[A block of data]
======

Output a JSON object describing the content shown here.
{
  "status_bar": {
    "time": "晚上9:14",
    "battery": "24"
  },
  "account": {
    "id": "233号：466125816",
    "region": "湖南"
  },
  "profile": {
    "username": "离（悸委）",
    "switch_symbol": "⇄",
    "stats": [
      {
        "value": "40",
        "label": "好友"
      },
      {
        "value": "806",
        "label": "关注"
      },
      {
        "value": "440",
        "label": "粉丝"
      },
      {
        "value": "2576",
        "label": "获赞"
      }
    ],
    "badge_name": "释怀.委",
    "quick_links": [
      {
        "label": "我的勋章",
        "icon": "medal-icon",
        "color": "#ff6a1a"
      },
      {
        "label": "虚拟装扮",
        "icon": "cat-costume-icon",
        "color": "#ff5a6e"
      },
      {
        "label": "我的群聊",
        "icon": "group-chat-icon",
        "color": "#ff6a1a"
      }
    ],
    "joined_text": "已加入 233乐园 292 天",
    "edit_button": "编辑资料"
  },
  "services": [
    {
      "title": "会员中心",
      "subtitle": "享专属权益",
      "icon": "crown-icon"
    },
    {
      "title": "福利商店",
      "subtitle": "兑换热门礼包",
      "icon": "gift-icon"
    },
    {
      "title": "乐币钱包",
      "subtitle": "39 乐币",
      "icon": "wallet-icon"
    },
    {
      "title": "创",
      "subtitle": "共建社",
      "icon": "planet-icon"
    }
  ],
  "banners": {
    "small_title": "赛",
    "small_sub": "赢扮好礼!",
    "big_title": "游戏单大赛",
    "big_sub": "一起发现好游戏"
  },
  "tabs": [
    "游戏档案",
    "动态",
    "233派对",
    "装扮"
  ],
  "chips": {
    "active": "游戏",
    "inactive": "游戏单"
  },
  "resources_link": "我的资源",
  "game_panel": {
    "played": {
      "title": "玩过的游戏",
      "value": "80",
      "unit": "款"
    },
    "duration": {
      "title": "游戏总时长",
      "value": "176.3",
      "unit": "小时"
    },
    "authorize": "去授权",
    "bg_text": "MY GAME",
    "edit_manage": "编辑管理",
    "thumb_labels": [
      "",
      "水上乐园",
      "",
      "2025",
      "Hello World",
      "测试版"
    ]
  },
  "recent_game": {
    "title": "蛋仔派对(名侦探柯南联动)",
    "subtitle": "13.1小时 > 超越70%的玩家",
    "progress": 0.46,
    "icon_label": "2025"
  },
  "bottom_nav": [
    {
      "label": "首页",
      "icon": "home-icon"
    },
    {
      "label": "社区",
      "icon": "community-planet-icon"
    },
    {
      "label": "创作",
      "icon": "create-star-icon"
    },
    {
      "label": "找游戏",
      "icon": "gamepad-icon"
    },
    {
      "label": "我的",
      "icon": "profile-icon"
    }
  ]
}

======

Output the listing above without altering a single character.

Output a JSON object describing the content shown here.
{
  "status_bar": {
    "time": "晚上9:14",
    "battery": "24"
  },
  "account": {
    "id": "233号：466125816",
    "region": "湖南"
  },
  "profile": {
    "username": "离（悸委）",
    "switch_symbol": "⇄",
    "stats": [
      {
        "value": "40",
        "label": "好友"
      },
      {
        "value": "806",
        "label": "关注"
      },
      {
        "value": "440",
        "label": "粉丝"
      },
      {
        "value": "2576",
        "label": "获赞"
      }
    ],
    "badge_name": "释怀.委",
    "quick_links": [
      {
        "label": "我的勋章",
        "icon": "medal-icon",
        "color": "#ff6a1a"
      },
      {
        "label": "虚拟装扮",
        "icon": "cat-costume-icon",
        "color": "#ff5a6e"
      },
      {
        "label": "我的群聊",
        "icon": "group-chat-icon",
        "color": "#ff6a1a"
      }
    ],
    "joined_text": "已加入 233乐园 292 天",
    "edit_button": "编辑资料"
  },
  "services": [
    {
      "title": "会员中心",
      "subtitle": "享专属权益",
      "icon": "crown-icon"
    },
    {
      "title": "福利商店",
      "subtitle": "兑换热门礼包",
      "icon": "gift-icon"
    },
    {
      "title": "乐币钱包",
      "subtitle": "39 乐币",
      "icon": "wallet-icon"
    },
    {
      "title": "创",
      "subtitle": "共建社",
      "icon": "planet-icon"
    }
  ],
  "banners": {
    "small_title": "赛",
    "small_sub": "赢扮好礼!",
    "big_title": "游戏单大赛",
    "big_sub": "一起发现好游戏"
  },
  "tabs": [
    "游戏档案",
    "动态",
    "233派对",
    "装扮"
  ],
  "chips": {
    "active": "游戏",
    "inactive": "游戏单"
  },
  "resources_link": "我的资源",
  "game_panel": {
    "played": {
      "title": "玩过的游戏",
      "value": "80",
      "unit": "款"
    },
    "duration": {
      "title": "游戏总时长",
      "value": "176.3",
      "unit": "小时"
    },
    "authorize": "去授权",
    "bg_text": "MY GAME",
    "edit_manage": "编辑管理",
    "thumb_labels": [
      "",
      "水上乐园",
      "",
      "2025",
      "Hello World",
      "测试版"
    ]
  },
  "recent_game": {
    "title": "蛋仔派对(名侦探柯南联动)",
    "subtitle": "13.1小时 > 超越70%的玩家",
    "progress": 0.46,
    "icon_label": "2025"
  },
  "bottom_nav": [
    {
      "label": "首页",
      "icon": "home-icon"
    },
    {
      "label": "社区",
      "icon": "community-planet-icon"
    },
    {
      "label": "创作",
      "icon": "create-star-icon"
    },
    {
      "label": "找游戏",
      "icon": "gamepad-icon"
    },
    {
      "label": "我的",
      "icon": "profile-icon"
    }
  ]
}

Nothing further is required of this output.